SHORT TASK
Every entry below must appear again, exactly as written.

ENTRIES
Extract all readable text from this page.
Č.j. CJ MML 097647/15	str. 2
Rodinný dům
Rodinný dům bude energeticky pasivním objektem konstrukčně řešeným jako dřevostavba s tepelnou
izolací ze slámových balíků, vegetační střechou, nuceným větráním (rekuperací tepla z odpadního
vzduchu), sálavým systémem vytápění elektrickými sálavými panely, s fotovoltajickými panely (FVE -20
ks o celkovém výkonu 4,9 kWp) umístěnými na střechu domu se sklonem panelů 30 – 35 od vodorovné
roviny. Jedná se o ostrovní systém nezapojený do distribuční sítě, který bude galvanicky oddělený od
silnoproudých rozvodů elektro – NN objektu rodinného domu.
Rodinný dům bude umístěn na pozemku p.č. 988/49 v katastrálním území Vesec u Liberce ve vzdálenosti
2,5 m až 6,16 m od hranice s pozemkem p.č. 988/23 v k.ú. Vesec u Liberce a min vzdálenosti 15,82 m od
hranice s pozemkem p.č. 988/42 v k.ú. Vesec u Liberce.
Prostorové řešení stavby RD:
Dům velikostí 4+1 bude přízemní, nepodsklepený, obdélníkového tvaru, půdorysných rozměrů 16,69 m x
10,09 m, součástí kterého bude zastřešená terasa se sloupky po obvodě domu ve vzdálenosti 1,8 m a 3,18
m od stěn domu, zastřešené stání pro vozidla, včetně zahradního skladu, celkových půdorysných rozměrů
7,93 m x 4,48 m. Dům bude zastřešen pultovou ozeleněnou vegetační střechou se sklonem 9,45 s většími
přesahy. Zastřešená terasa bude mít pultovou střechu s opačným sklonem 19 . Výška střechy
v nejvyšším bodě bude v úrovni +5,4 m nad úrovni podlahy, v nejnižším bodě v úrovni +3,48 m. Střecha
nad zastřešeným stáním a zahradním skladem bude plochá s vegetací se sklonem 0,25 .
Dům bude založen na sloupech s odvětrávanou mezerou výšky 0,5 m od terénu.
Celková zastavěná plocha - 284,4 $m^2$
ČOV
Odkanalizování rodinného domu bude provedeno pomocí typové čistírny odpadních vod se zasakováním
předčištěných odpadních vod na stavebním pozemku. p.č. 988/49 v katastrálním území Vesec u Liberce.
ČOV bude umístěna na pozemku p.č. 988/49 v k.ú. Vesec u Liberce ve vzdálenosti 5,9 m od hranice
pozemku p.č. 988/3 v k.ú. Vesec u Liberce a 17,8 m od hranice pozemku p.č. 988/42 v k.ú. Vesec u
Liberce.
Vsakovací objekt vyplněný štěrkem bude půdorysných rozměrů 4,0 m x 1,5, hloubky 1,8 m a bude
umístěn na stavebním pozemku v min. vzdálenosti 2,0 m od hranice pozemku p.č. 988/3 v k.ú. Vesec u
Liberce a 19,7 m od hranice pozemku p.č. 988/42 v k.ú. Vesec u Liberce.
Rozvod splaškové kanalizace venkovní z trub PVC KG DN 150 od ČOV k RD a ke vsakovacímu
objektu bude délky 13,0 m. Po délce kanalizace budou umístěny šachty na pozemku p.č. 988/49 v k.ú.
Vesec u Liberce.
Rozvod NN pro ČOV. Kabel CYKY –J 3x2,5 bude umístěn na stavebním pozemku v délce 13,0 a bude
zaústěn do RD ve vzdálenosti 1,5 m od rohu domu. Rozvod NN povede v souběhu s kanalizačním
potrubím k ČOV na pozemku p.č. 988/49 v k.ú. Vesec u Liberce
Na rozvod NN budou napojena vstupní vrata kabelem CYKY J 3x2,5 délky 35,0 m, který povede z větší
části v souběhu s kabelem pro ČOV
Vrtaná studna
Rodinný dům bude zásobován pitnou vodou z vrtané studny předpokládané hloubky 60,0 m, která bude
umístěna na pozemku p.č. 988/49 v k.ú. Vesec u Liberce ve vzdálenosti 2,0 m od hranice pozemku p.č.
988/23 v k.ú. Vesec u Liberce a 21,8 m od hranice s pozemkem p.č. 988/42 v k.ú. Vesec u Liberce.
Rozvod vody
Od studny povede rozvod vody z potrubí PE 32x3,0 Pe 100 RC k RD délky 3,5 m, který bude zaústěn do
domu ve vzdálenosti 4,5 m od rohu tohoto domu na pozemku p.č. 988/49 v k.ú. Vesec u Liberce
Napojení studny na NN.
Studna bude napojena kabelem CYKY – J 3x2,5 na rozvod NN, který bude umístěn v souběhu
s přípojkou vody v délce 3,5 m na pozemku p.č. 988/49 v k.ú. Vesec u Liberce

RESPONSE FOR THIS EXERCISE
Extract all readable text from this page.
Č.j. CJ MML 097647/15	str. 2
Rodinný dům
Rodinný dům bude energeticky pasivním objektem konstrukčně řešeným jako dřevostavba s tepelnou
izolací ze slámových balíků, vegetační střechou, nuceným větráním (rekuperací tepla z odpadního
vzduchu), sálavým systémem vytápění elektrickými sálavými panely, s fotovoltajickými panely (FVE -20
ks o celkovém výkonu 4,9 kWp) umístěnými na střechu domu se sklonem panelů 30 – 35 od vodorovné
roviny. Jedná se o ostrovní systém nezapojený do distribuční sítě, který bude galvanicky oddělený od
silnoproudých rozvodů elektro – NN objektu rodinného domu.
Rodinný dům bude umístěn na pozemku p.č. 988/49 v katastrálním území Vesec u Liberce ve vzdálenosti
2,5 m až 6,16 m od hranice s pozemkem p.č. 988/23 v k.ú. Vesec u Liberce a min vzdálenosti 15,82 m od
hranice s pozemkem p.č. 988/42 v k.ú. Vesec u Liberce.
Prostorové řešení stavby RD:
Dům velikostí 4+1 bude přízemní, nepodsklepený, obdélníkového tvaru, půdorysných rozměrů 16,69 m x
10,09 m, součástí kterého bude zastřešená terasa se sloupky po obvodě domu ve vzdálenosti 1,8 m a 3,18
m od stěn domu, zastřešené stání pro vozidla, včetně zahradního skladu, celkových půdorysných rozměrů
7,93 m x 4,48 m. Dům bude zastřešen pultovou ozeleněnou vegetační střechou se sklonem 9,45 s většími
přesahy. Zastřešená terasa bude mít pultovou střechu s opačným sklonem 19 . Výška střechy
v nejvyšším bodě bude v úrovni +5,4 m nad úrovni podlahy, v nejnižším bodě v úrovni +3,48 m. Střecha
nad zastřešeným stáním a zahradním skladem bude plochá s vegetací se sklonem 0,25 .
Dům bude založen na sloupech s odvětrávanou mezerou výšky 0,5 m od terénu.
Celková zastavěná plocha - 284,4 $m^2$
ČOV
Odkanalizování rodinného domu bude provedeno pomocí typové čistírny odpadních vod se zasakováním
předčištěných odpadních vod na stavebním pozemku. p.č. 988/49 v katastrálním území Vesec u Liberce.
ČOV bude umístěna na pozemku p.č. 988/49 v k.ú. Vesec u Liberce ve vzdálenosti 5,9 m od hranice
pozemku p.č. 988/3 v k.ú. Vesec u Liberce a 17,8 m od hranice pozemku p.č. 988/42 v k.ú. Vesec u
Liberce.
Vsakovací objekt vyplněný štěrkem bude půdorysných rozměrů 4,0 m x 1,5, hloubky 1,8 m a bude
umístěn na stavebním pozemku v min. vzdálenosti 2,0 m od hranice pozemku p.č. 988/3 v k.ú. Vesec u
Liberce a 19,7 m od hranice pozemku p.č. 988/42 v k.ú. Vesec u Liberce.
Rozvod splaškové kanalizace venkovní z trub PVC KG DN 150 od ČOV k RD a ke vsakovacímu
objektu bude délky 13,0 m. Po délce kanalizace budou umístěny šachty na pozemku p.č. 988/49 v k.ú.
Vesec u Liberce.
Rozvod NN pro ČOV. Kabel CYKY –J 3x2,5 bude umístěn na stavebním pozemku v délce 13,0 a bude
zaústěn do RD ve vzdálenosti 1,5 m od rohu domu. Rozvod NN povede v souběhu s kanalizačním
potrubím k ČOV na pozemku p.č. 988/49 v k.ú. Vesec u Liberce
Na rozvod NN budou napojena vstupní vrata kabelem CYKY J 3x2,5 délky 35,0 m, který povede z větší
části v souběhu s kabelem pro ČOV
Vrtaná studna
Rodinný dům bude zásobován pitnou vodou z vrtané studny předpokládané hloubky 60,0 m, která bude
umístěna na pozemku p.č. 988/49 v k.ú. Vesec u Liberce ve vzdálenosti 2,0 m od hranice pozemku p.č.
988/23 v k.ú. Vesec u Liberce a 21,8 m od hranice s pozemkem p.č. 988/42 v k.ú. Vesec u Liberce.
Rozvod vody
Od studny povede rozvod vody z potrubí PE 32x3,0 Pe 100 RC k RD délky 3,5 m, který bude zaústěn do
domu ve vzdálenosti 4,5 m od rohu tohoto domu na pozemku p.č. 988/49 v k.ú. Vesec u Liberce
Napojení studny na NN.
Studna bude napojena kabelem CYKY – J 3x2,5 na rozvod NN, který bude umístěn v souběhu
s přípojkou vody v délce 3,5 m na pozemku p.č. 988/49 v k.ú. Vesec u Liberce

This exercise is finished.